| GOAL OF THE EXERCISE |
Set out every line bearing the string "highlight".

| EXTRACTED INFORMATION |
____________
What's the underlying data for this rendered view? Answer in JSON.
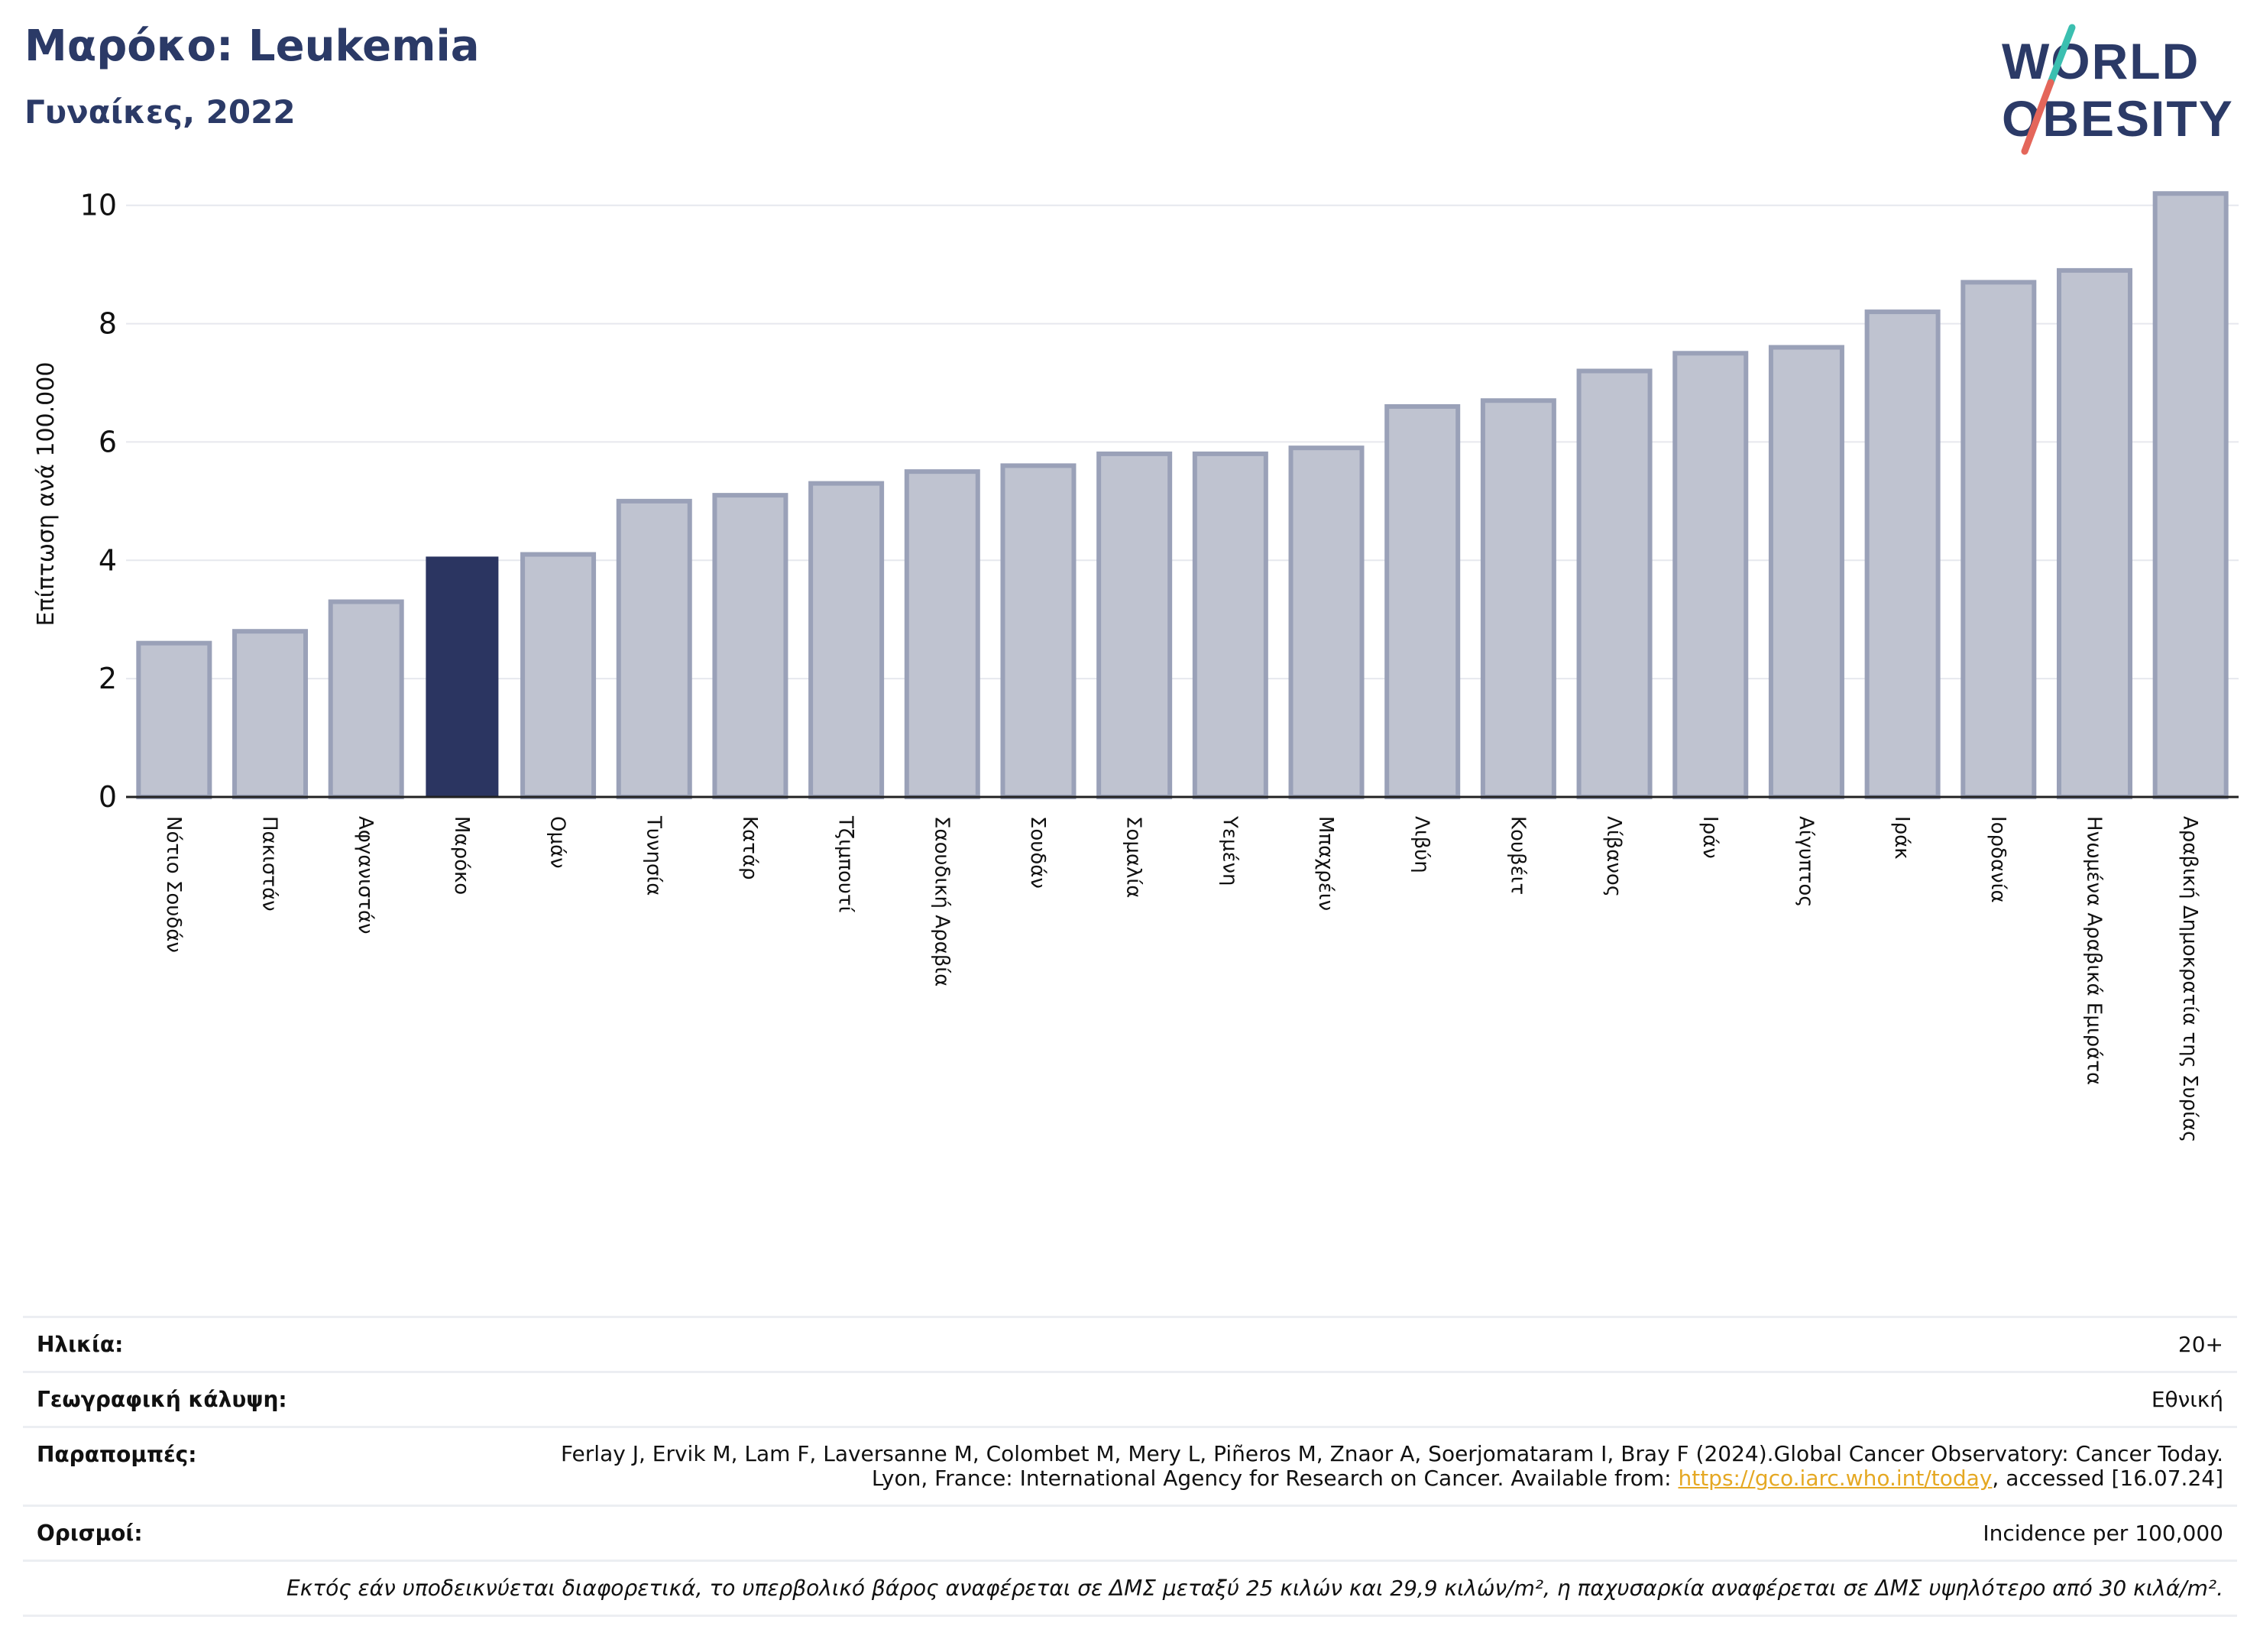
{
  "header": {
    "title": "Μαρόκο: Leukemia",
    "subtitle": "Γυναίκες, 2022"
  },
  "logo": {
    "line1": "WORLD",
    "line2": "OBESITY"
  },
  "colors": {
    "highlight": "#2b3561",
    "bar": "#bfc3d0",
    "bar_stroke": "#9aa1b8",
    "title": "#2b3a67",
    "logo_teal": "#3bbfb0",
    "logo_red": "#e4665a"
  },
  "chart_data": {
    "type": "bar",
    "ylabel": "Επίπτωση ανά 100.000",
    "ylim": [
      0,
      10.5
    ],
    "yticks": [
      0,
      2,
      4,
      6,
      8,
      10
    ],
    "grid": true,
    "highlight": "Μαρόκο",
    "categories": [
      "Νότιο Σουδάν",
      "Πακιστάν",
      "Αφγανιστάν",
      "Μαρόκο",
      "Ομάν",
      "Τυνησία",
      "Κατάρ",
      "Τζιμπουτί",
      "Σαουδική Αραβία",
      "Σουδάν",
      "Σομαλία",
      "Υεμένη",
      "Μπαχρέιν",
      "Λιβύη",
      "Κουβέιτ",
      "Λίβανος",
      "Ιράν",
      "Αίγυπτος",
      "Ιράκ",
      "Ιορδανία",
      "Ηνωμένα Αραβικά Εμιράτα",
      "Αραβική Δημοκρατία της Συρίας"
    ],
    "values": [
      2.6,
      2.8,
      3.3,
      4.05,
      4.1,
      5.0,
      5.1,
      5.3,
      5.5,
      5.6,
      5.8,
      5.8,
      5.9,
      6.6,
      6.7,
      7.2,
      7.5,
      7.6,
      8.2,
      8.7,
      8.9,
      10.2
    ]
  },
  "meta": {
    "age_label": "Ηλικία:",
    "age_value": "20+",
    "coverage_label": "Γεωγραφική κάλυψη:",
    "coverage_value": "Εθνική",
    "refs_label": "Παραπομπές:",
    "refs_text_before": "Ferlay J, Ervik M, Lam F, Laversanne M, Colombet M, Mery L, Piñeros M, Znaor A, Soerjomataram I, Bray F (2024).Global Cancer Observatory: Cancer Today. Lyon, France: International Agency for Research on Cancer. Available from: ",
    "refs_link": "https://gco.iarc.who.int/today",
    "refs_text_after": ", accessed [16.07.24]",
    "definitions_label": "Ορισμοί:",
    "definitions_value": "Incidence per 100,000",
    "footnote": "Εκτός εάν υποδεικνύεται διαφορετικά, το υπερβολικό βάρος αναφέρεται σε ΔΜΣ μεταξύ 25 κιλών και 29,9 κιλών/m², η παχυσαρκία αναφέρεται σε ΔΜΣ υψηλότερο από 30 κιλά/m²."
  }
}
____________
| TASK RESPONSE |
    "highlight": "#2b3561",
    "highlight": "Μαρόκο",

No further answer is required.